### [Task brief]
Reproduce the entire listing word for word.

(Records from a data source)
□ □ □ □ □

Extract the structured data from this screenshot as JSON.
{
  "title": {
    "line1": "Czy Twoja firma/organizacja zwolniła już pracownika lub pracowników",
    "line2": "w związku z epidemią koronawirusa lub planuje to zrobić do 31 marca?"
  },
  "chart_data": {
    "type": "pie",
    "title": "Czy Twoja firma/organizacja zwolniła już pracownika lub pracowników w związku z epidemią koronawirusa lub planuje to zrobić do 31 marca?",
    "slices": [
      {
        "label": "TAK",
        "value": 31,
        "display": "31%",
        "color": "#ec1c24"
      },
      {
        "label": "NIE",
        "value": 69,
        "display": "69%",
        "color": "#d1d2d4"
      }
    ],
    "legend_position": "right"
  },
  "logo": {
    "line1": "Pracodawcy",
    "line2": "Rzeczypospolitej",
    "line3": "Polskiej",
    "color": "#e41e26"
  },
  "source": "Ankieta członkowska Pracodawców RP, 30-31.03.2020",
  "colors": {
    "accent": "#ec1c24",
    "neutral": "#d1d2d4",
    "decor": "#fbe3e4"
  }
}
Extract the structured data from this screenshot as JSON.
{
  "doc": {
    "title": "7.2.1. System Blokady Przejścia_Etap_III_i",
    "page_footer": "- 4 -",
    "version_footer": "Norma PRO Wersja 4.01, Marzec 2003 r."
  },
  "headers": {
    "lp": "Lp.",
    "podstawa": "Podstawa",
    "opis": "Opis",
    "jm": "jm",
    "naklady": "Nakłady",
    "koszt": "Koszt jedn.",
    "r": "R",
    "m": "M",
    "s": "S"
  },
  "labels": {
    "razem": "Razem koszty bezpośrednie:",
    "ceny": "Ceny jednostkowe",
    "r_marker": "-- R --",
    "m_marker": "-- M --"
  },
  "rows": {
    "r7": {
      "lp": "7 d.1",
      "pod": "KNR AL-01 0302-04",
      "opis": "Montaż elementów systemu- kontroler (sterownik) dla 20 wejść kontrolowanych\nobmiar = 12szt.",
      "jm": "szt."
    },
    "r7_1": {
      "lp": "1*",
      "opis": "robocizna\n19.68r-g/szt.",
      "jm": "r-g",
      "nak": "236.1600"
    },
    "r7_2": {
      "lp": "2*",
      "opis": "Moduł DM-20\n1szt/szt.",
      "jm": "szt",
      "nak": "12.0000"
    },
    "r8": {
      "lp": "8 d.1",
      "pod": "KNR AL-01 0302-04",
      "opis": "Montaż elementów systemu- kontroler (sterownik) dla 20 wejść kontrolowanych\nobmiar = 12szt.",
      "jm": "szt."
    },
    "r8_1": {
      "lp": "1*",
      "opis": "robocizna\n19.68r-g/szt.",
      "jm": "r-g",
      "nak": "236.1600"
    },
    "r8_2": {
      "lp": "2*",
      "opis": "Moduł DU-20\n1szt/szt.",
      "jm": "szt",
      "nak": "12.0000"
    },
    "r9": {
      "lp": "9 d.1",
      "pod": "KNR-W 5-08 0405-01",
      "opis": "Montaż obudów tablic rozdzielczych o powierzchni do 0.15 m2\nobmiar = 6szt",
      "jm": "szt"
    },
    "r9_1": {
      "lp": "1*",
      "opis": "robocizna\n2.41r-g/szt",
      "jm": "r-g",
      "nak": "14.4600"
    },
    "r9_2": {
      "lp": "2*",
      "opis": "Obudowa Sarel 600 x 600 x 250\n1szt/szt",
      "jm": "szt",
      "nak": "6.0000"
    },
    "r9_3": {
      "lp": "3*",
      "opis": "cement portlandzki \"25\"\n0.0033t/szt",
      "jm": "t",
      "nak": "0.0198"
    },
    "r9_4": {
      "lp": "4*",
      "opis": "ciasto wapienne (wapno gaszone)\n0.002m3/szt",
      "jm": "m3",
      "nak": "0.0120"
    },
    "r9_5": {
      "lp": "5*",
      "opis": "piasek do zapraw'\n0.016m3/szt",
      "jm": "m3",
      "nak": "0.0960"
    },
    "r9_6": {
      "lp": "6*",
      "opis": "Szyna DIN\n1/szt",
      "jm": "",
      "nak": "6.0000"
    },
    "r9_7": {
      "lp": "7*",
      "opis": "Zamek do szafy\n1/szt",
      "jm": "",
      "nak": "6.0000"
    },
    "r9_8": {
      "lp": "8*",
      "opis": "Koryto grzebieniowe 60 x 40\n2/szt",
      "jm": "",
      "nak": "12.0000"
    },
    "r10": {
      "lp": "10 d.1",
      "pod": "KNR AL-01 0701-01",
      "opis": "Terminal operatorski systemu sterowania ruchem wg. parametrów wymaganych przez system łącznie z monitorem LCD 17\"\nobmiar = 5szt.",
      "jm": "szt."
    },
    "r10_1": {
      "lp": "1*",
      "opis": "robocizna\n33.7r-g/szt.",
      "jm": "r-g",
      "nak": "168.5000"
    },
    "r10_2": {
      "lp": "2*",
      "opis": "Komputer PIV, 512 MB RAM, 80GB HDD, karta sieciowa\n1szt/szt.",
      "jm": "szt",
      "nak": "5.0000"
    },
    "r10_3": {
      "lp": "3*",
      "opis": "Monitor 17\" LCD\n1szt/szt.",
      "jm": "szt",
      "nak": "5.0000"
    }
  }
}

□ □ □ □ □

### [Answer below]
Extract the structured data from this screenshot as JSON.
{
  "title": {
    "line1": "Czy Twoja firma/organizacja zwolniła już pracownika lub pracowników",
    "line2": "w związku z epidemią koronawirusa lub planuje to zrobić do 31 marca?"
  },
  "chart_data": {
    "type": "pie",
    "title": "Czy Twoja firma/organizacja zwolniła już pracownika lub pracowników w związku z epidemią koronawirusa lub planuje to zrobić do 31 marca?",
    "slices": [
      {
        "label": "TAK",
        "value": 31,
        "display": "31%",
        "color": "#ec1c24"
      },
      {
        "label": "NIE",
        "value": 69,
        "display": "69%",
        "color": "#d1d2d4"
      }
    ],
    "legend_position": "right"
  },
  "logo": {
    "line1": "Pracodawcy",
    "line2": "Rzeczypospolitej",
    "line3": "Polskiej",
    "color": "#e41e26"
  },
  "source": "Ankieta członkowska Pracodawców RP, 30-31.03.2020",
  "colors": {
    "accent": "#ec1c24",
    "neutral": "#d1d2d4",
    "decor": "#fbe3e4"
  }
}
Extract the structured data from this screenshot as JSON.
{
  "doc": {
    "title": "7.2.1. System Blokady Przejścia_Etap_III_i",
    "page_footer": "- 4 -",
    "version_footer": "Norma PRO Wersja 4.01, Marzec 2003 r."
  },
  "headers": {
    "lp": "Lp.",
    "podstawa": "Podstawa",
    "opis": "Opis",
    "jm": "jm",
    "naklady": "Nakłady",
    "koszt": "Koszt jedn.",
    "r": "R",
    "m": "M",
    "s": "S"
  },
  "labels": {
    "razem": "Razem koszty bezpośrednie:",
    "ceny": "Ceny jednostkowe",
    "r_marker": "-- R --",
    "m_marker": "-- M --"
  },
  "rows": {
    "r7": {
      "lp": "7 d.1",
      "pod": "KNR AL-01 0302-04",
      "opis": "Montaż elementów systemu- kontroler (sterownik) dla 20 wejść kontrolowanych\nobmiar = 12szt.",
      "jm": "szt."
    },
    "r7_1": {
      "lp": "1*",
      "opis": "robocizna\n19.68r-g/szt.",
      "jm": "r-g",
      "nak": "236.1600"
    },
    "r7_2": {
      "lp": "2*",
      "opis": "Moduł DM-20\n1szt/szt.",
      "jm": "szt",
      "nak": "12.0000"
    },
    "r8": {
      "lp": "8 d.1",
      "pod": "KNR AL-01 0302-04",
      "opis": "Montaż elementów systemu- kontroler (sterownik) dla 20 wejść kontrolowanych\nobmiar = 12szt.",
      "jm": "szt."
    },
    "r8_1": {
      "lp": "1*",
      "opis": "robocizna\n19.68r-g/szt.",
      "jm": "r-g",
      "nak": "236.1600"
    },
    "r8_2": {
      "lp": "2*",
      "opis": "Moduł DU-20\n1szt/szt.",
      "jm": "szt",
      "nak": "12.0000"
    },
    "r9": {
      "lp": "9 d.1",
      "pod": "KNR-W 5-08 0405-01",
      "opis": "Montaż obudów tablic rozdzielczych o powierzchni do 0.15 m2\nobmiar = 6szt",
      "jm": "szt"
    },
    "r9_1": {
      "lp": "1*",
      "opis": "robocizna\n2.41r-g/szt",
      "jm": "r-g",
      "nak": "14.4600"
    },
    "r9_2": {
      "lp": "2*",
      "opis": "Obudowa Sarel 600 x 600 x 250\n1szt/szt",
      "jm": "szt",
      "nak": "6.0000"
    },
    "r9_3": {
      "lp": "3*",
      "opis": "cement portlandzki \"25\"\n0.0033t/szt",
      "jm": "t",
      "nak": "0.0198"
    },
    "r9_4": {
      "lp": "4*",
      "opis": "ciasto wapienne (wapno gaszone)\n0.002m3/szt",
      "jm": "m3",
      "nak": "0.0120"
    },
    "r9_5": {
      "lp": "5*",
      "opis": "piasek do zapraw'\n0.016m3/szt",
      "jm": "m3",
      "nak": "0.0960"
    },
    "r9_6": {
      "lp": "6*",
      "opis": "Szyna DIN\n1/szt",
      "jm": "",
      "nak": "6.0000"
    },
    "r9_7": {
      "lp": "7*",
      "opis": "Zamek do szafy\n1/szt",
      "jm": "",
      "nak": "6.0000"
    },
    "r9_8": {
      "lp": "8*",
      "opis": "Koryto grzebieniowe 60 x 40\n2/szt",
      "jm": "",
      "nak": "12.0000"
    },
    "r10": {
      "lp": "10 d.1",
      "pod": "KNR AL-01 0701-01",
      "opis": "Terminal operatorski systemu sterowania ruchem wg. parametrów wymaganych przez system łącznie z monitorem LCD 17\"\nobmiar = 5szt.",
      "jm": "szt."
    },
    "r10_1": {
      "lp": "1*",
      "opis": "robocizna\n33.7r-g/szt.",
      "jm": "r-g",
      "nak": "168.5000"
    },
    "r10_2": {
      "lp": "2*",
      "opis": "Komputer PIV, 512 MB RAM, 80GB HDD, karta sieciowa\n1szt/szt.",
      "jm": "szt",
      "nak": "5.0000"
    },
    "r10_3": {
      "lp": "3*",
      "opis": "Monitor 17\" LCD\n1szt/szt.",
      "jm": "szt",
      "nak": "5.0000"
    }
  }
}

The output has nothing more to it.